*** GIVEN ENTRIES

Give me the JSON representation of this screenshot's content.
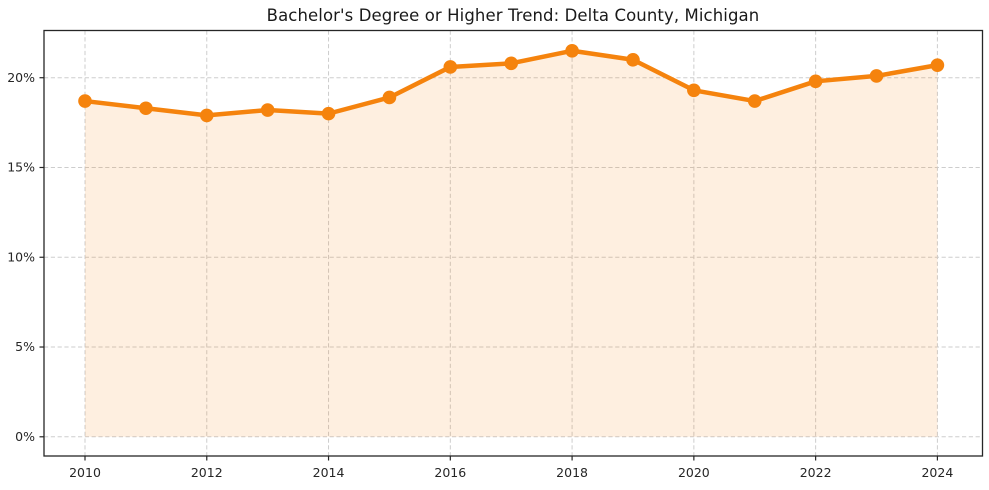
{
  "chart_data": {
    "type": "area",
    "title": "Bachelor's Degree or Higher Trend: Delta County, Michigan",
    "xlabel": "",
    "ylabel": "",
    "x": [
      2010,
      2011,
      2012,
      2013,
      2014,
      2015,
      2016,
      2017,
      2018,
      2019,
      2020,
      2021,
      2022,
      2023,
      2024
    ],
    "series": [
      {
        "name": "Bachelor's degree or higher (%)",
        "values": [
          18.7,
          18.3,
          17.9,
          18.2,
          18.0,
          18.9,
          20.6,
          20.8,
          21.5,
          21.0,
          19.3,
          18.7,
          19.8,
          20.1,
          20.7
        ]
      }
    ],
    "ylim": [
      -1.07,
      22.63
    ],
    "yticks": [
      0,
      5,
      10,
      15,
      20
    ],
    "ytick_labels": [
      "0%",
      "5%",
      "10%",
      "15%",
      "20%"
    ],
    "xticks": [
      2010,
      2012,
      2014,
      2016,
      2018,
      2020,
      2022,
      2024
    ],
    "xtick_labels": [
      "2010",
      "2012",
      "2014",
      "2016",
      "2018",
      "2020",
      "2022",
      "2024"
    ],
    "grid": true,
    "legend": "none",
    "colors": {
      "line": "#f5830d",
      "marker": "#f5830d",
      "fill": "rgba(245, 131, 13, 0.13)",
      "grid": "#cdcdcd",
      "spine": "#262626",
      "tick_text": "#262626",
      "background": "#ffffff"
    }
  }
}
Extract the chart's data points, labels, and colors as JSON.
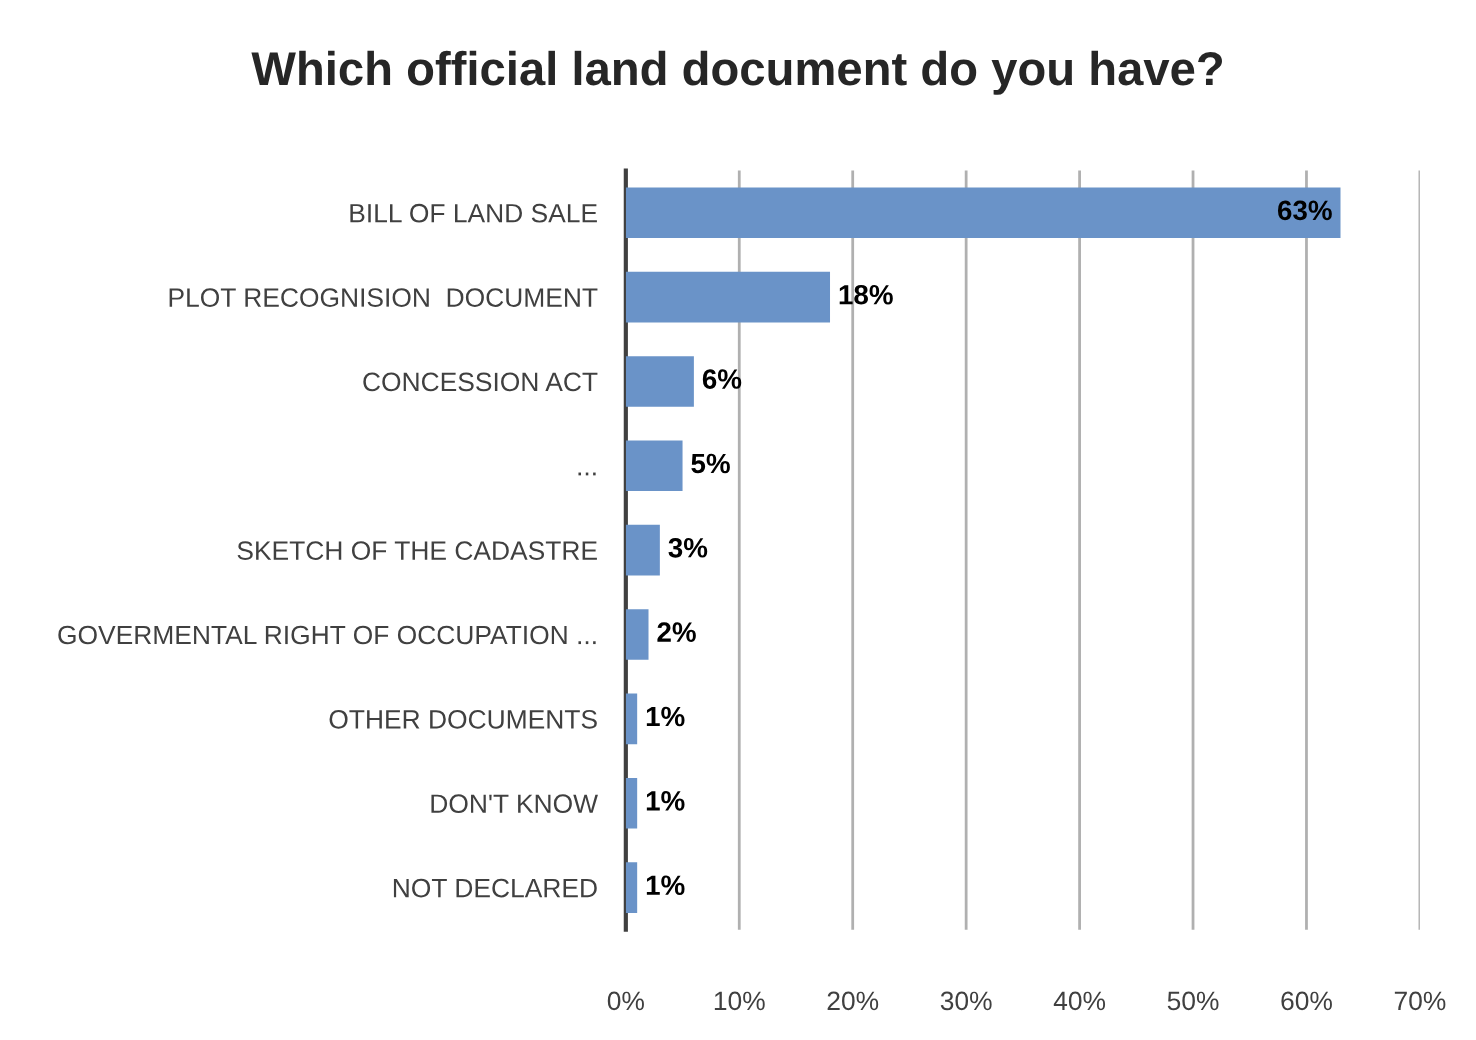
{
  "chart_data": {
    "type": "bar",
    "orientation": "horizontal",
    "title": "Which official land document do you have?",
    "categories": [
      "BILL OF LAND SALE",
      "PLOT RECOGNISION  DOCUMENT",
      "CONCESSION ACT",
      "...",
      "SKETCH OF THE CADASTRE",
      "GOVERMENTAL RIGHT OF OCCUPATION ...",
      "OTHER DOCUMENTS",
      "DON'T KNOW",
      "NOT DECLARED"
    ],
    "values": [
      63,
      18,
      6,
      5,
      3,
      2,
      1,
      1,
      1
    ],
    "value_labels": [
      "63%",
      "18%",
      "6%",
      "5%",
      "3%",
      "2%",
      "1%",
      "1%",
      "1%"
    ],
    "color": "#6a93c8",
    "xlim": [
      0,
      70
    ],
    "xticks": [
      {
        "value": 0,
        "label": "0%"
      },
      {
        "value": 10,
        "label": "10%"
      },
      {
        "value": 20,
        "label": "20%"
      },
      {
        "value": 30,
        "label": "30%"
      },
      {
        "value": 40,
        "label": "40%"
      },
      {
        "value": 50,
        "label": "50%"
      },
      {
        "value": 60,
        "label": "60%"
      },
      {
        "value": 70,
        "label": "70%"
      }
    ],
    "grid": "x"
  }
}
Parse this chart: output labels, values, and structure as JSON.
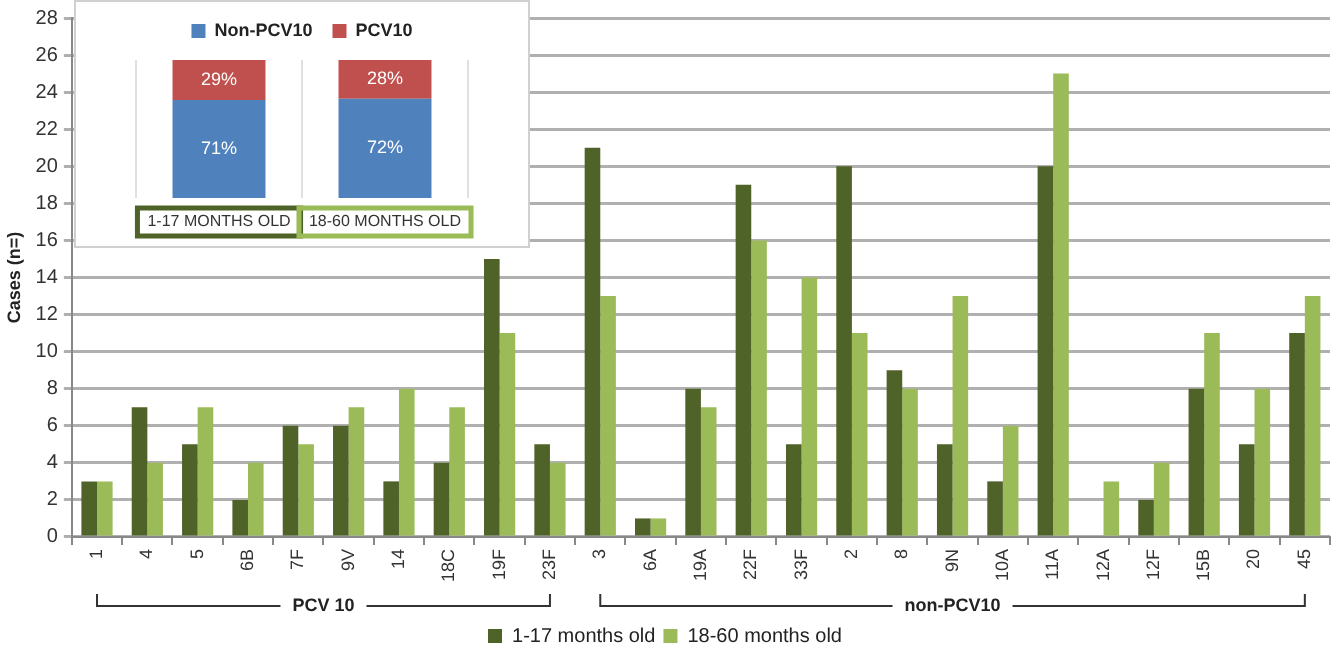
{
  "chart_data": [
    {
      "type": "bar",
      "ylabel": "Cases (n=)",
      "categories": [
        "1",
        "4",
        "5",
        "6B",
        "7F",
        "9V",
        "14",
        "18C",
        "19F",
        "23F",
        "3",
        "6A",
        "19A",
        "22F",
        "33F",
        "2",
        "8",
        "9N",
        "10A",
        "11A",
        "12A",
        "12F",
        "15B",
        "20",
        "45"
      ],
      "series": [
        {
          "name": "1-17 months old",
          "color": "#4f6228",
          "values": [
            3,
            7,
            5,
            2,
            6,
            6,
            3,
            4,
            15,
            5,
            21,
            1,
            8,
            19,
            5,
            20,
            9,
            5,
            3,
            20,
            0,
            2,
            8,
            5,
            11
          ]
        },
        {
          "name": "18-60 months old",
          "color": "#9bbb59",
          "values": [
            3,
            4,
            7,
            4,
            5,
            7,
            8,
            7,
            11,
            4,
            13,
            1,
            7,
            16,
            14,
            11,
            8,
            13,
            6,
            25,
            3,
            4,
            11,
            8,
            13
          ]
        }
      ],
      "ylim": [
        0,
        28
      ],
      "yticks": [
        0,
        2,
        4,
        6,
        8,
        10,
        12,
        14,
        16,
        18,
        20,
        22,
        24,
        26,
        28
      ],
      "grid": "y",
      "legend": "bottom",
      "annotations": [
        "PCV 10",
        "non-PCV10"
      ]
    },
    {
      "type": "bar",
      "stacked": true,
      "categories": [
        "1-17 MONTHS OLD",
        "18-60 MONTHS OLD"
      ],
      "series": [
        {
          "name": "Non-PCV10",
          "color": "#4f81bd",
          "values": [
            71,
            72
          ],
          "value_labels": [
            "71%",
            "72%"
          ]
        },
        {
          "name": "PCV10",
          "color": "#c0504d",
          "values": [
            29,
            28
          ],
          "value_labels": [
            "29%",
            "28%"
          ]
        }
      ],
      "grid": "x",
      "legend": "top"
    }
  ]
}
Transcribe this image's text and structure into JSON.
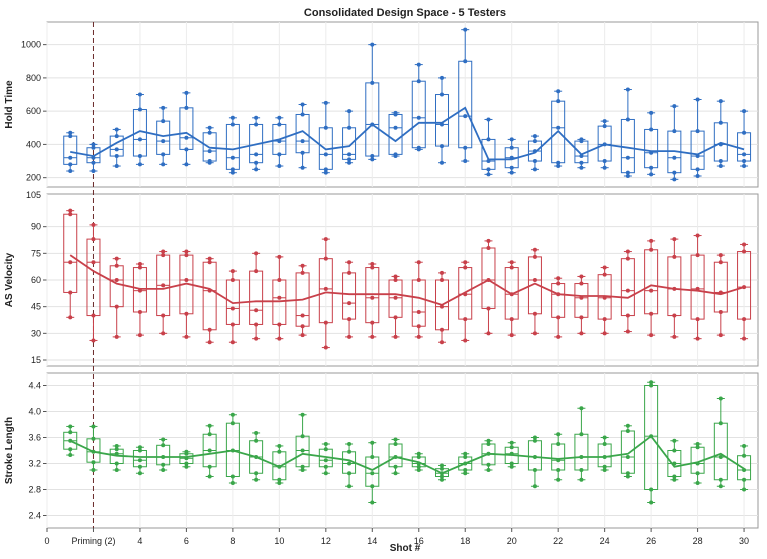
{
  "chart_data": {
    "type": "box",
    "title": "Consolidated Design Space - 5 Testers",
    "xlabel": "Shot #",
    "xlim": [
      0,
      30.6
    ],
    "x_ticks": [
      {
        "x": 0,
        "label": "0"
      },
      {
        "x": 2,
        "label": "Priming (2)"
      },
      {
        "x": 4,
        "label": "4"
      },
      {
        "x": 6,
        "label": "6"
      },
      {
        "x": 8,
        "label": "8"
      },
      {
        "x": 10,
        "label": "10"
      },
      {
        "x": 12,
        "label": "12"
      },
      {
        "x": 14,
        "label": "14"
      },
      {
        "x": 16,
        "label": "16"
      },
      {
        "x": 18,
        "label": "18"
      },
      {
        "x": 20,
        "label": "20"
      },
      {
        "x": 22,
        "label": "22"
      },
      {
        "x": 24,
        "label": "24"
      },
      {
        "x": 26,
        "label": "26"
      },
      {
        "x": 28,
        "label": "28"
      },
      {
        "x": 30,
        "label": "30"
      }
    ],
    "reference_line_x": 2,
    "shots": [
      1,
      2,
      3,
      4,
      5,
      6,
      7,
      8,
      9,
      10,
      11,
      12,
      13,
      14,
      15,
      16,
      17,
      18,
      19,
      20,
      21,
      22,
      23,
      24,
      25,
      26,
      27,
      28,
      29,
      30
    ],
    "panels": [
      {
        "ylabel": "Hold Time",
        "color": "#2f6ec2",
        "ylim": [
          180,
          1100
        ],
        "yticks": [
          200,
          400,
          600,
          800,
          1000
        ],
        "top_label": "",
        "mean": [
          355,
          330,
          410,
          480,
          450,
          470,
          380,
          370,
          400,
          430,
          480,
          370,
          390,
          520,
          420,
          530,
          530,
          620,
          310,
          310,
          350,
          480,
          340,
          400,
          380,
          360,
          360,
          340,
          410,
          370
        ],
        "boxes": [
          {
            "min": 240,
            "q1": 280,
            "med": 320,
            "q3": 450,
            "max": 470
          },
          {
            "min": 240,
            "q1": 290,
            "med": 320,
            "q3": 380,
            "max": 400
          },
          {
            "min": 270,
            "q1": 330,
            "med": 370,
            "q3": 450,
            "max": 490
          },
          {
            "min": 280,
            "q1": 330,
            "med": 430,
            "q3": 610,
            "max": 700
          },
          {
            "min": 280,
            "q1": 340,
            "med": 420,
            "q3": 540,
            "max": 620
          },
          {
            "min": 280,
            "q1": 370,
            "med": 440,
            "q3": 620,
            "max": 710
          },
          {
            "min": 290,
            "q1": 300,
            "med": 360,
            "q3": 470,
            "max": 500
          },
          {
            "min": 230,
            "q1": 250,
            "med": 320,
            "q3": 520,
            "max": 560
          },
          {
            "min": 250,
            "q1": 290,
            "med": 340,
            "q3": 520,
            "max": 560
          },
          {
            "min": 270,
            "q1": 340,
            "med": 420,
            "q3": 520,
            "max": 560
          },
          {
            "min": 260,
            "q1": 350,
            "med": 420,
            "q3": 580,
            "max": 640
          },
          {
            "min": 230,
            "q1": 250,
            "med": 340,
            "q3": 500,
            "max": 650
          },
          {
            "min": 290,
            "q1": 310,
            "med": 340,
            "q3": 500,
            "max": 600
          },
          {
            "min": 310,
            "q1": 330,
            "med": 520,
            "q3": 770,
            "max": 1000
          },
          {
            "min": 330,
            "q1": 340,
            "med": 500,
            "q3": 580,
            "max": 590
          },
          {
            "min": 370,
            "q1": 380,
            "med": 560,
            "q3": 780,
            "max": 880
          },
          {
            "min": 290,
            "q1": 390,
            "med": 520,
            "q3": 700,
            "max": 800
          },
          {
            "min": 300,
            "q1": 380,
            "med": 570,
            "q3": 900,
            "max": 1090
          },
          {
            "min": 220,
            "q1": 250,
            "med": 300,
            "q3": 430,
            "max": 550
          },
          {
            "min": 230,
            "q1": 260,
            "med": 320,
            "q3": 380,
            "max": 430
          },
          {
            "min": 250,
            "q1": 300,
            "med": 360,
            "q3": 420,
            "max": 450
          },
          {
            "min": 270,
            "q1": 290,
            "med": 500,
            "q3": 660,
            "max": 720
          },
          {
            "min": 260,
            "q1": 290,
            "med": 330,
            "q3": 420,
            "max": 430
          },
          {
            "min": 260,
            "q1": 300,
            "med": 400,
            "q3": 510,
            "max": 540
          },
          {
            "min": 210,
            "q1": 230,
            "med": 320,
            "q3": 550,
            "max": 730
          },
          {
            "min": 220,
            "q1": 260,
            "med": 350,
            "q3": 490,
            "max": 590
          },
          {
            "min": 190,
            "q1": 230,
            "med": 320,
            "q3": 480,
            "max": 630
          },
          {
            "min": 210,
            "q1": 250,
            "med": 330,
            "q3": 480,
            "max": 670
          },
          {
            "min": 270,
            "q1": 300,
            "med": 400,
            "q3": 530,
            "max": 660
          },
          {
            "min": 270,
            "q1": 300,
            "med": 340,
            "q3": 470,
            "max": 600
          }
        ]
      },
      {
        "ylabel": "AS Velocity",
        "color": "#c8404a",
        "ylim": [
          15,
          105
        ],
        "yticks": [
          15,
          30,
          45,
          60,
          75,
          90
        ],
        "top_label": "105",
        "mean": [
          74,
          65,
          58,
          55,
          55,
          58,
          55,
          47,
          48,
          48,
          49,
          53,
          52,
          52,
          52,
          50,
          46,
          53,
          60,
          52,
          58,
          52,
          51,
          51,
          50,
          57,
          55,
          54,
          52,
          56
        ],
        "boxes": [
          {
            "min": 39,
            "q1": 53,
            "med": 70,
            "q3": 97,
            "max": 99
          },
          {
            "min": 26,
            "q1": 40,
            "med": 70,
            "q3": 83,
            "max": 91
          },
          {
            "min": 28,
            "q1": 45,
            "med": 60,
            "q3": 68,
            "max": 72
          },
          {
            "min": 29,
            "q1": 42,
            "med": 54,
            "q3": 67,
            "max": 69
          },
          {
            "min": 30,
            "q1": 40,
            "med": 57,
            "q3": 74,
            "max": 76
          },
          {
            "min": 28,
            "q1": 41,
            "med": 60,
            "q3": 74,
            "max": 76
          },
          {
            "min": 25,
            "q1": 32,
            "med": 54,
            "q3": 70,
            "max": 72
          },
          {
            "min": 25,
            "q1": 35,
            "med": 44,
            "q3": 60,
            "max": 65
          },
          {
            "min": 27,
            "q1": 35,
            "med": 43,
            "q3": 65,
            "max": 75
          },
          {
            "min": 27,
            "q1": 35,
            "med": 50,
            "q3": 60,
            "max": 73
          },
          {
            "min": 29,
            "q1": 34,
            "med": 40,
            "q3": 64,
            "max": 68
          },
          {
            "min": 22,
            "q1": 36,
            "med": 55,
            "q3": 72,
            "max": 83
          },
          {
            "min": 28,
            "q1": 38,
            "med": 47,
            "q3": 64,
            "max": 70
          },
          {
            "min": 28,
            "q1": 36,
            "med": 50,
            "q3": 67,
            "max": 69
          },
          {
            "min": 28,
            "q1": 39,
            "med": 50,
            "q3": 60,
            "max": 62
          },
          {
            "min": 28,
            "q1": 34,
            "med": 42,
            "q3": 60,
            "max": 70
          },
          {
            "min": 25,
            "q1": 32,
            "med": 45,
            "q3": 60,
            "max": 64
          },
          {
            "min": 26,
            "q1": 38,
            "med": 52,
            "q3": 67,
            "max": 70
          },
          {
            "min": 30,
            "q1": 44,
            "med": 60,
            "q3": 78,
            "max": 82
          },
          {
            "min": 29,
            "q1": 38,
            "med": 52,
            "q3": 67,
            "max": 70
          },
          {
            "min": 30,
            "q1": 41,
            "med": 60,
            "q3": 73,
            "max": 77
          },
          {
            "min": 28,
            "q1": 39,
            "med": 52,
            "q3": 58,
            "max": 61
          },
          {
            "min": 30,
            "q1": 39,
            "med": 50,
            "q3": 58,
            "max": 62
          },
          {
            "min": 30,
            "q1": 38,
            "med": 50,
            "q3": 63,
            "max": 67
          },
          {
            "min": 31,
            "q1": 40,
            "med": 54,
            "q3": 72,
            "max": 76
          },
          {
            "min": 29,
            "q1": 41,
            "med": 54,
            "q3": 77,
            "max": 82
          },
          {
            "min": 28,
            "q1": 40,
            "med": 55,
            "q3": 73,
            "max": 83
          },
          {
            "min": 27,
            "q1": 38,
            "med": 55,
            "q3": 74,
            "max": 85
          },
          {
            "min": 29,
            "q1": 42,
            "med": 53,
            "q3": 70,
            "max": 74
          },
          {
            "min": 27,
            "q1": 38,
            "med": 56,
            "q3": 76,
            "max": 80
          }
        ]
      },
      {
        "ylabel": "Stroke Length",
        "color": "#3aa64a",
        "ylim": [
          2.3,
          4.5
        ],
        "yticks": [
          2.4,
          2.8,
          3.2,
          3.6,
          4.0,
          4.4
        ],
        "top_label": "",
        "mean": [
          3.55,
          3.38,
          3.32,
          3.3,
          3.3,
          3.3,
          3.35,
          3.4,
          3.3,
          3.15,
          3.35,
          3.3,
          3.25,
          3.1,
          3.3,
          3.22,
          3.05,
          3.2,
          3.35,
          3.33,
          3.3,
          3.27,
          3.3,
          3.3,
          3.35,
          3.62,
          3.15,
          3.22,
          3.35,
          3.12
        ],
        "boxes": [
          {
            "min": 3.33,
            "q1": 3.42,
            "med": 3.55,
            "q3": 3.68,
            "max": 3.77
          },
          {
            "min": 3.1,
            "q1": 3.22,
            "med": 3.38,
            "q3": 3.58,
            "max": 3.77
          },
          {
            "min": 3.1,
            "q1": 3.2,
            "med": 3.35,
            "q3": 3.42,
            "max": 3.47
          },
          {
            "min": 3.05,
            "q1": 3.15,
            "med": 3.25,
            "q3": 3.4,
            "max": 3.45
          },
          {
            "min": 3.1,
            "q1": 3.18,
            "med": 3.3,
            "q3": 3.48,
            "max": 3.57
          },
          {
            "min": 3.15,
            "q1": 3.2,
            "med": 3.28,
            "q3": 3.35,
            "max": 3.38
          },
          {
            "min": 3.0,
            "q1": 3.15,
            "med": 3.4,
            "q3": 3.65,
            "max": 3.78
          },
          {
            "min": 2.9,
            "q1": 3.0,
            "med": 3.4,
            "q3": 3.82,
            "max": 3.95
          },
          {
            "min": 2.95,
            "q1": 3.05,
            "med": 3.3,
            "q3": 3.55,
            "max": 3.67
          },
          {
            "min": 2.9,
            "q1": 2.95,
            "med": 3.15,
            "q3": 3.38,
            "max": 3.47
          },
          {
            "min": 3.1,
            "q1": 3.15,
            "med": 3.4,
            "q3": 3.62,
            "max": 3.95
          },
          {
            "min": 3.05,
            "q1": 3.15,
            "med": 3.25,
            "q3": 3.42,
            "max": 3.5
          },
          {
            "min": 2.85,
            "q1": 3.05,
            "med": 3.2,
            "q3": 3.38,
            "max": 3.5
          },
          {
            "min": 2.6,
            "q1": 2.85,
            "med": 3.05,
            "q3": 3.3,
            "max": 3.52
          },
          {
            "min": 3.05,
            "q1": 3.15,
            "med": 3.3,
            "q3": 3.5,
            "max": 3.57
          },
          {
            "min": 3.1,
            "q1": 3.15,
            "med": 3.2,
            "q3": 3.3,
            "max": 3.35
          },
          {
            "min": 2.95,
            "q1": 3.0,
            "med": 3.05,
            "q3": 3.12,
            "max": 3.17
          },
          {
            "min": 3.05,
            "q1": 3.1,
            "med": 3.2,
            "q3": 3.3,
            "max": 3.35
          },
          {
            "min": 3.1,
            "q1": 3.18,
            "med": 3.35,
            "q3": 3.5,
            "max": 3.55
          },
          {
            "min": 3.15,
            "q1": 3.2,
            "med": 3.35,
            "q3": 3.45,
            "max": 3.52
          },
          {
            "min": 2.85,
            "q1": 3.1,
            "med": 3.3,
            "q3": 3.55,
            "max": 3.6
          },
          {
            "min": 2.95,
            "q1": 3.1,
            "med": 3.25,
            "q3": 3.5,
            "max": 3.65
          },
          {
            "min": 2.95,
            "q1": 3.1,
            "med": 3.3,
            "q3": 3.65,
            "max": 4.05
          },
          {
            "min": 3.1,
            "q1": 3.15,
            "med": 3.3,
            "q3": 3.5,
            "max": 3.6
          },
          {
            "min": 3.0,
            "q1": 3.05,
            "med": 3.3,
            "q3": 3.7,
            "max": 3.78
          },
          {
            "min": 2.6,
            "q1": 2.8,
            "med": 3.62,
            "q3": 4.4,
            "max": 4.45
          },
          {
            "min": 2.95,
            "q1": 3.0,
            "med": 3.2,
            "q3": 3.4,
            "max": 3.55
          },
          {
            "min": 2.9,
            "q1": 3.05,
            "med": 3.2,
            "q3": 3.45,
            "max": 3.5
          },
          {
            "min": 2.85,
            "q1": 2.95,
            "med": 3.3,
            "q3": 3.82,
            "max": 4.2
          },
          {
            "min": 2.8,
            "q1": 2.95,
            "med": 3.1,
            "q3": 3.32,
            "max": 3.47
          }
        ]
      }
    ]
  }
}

******

▶ WHAT THE TASK REQUIRES
Take each line of the material that contains the word "colors" and list it.

▶ RESULT
    "colors": {
Extract the chart's data points, labels, and colors as JSON.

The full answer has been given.